What to do:
Copy out all of the material, matching it word for word.

─── Input material

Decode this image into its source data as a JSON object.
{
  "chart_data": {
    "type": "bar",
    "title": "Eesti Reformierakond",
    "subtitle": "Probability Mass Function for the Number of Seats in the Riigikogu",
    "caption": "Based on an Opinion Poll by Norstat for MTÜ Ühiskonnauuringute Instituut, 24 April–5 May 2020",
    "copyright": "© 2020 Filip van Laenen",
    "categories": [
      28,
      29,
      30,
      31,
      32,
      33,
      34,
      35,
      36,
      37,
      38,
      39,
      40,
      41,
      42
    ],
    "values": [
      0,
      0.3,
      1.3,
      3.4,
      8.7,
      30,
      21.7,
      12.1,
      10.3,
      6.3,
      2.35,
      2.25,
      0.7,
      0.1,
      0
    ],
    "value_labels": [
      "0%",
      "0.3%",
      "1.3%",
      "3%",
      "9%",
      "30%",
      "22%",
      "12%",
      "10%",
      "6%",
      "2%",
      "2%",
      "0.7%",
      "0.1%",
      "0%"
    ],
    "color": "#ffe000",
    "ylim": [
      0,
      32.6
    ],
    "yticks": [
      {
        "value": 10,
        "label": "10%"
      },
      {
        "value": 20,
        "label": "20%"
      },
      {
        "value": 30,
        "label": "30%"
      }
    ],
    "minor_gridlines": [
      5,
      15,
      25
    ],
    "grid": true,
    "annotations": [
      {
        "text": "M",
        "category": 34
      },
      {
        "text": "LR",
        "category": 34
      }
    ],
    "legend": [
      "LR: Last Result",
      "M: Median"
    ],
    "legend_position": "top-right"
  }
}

──────

Exercise result:
Decode this image into its source data as a JSON object.
{
  "chart_data": {
    "type": "bar",
    "title": "Eesti Reformierakond",
    "subtitle": "Probability Mass Function for the Number of Seats in the Riigikogu",
    "caption": "Based on an Opinion Poll by Norstat for MTÜ Ühiskonnauuringute Instituut, 24 April–5 May 2020",
    "copyright": "© 2020 Filip van Laenen",
    "categories": [
      28,
      29,
      30,
      31,
      32,
      33,
      34,
      35,
      36,
      37,
      38,
      39,
      40,
      41,
      42
    ],
    "values": [
      0,
      0.3,
      1.3,
      3.4,
      8.7,
      30,
      21.7,
      12.1,
      10.3,
      6.3,
      2.35,
      2.25,
      0.7,
      0.1,
      0
    ],
    "value_labels": [
      "0%",
      "0.3%",
      "1.3%",
      "3%",
      "9%",
      "30%",
      "22%",
      "12%",
      "10%",
      "6%",
      "2%",
      "2%",
      "0.7%",
      "0.1%",
      "0%"
    ],
    "color": "#ffe000",
    "ylim": [
      0,
      32.6
    ],
    "yticks": [
      {
        "value": 10,
        "label": "10%"
      },
      {
        "value": 20,
        "label": "20%"
      },
      {
        "value": 30,
        "label": "30%"
      }
    ],
    "minor_gridlines": [
      5,
      15,
      25
    ],
    "grid": true,
    "annotations": [
      {
        "text": "M",
        "category": 34
      },
      {
        "text": "LR",
        "category": 34
      }
    ],
    "legend": [
      "LR: Last Result",
      "M: Median"
    ],
    "legend_position": "top-right"
  }
}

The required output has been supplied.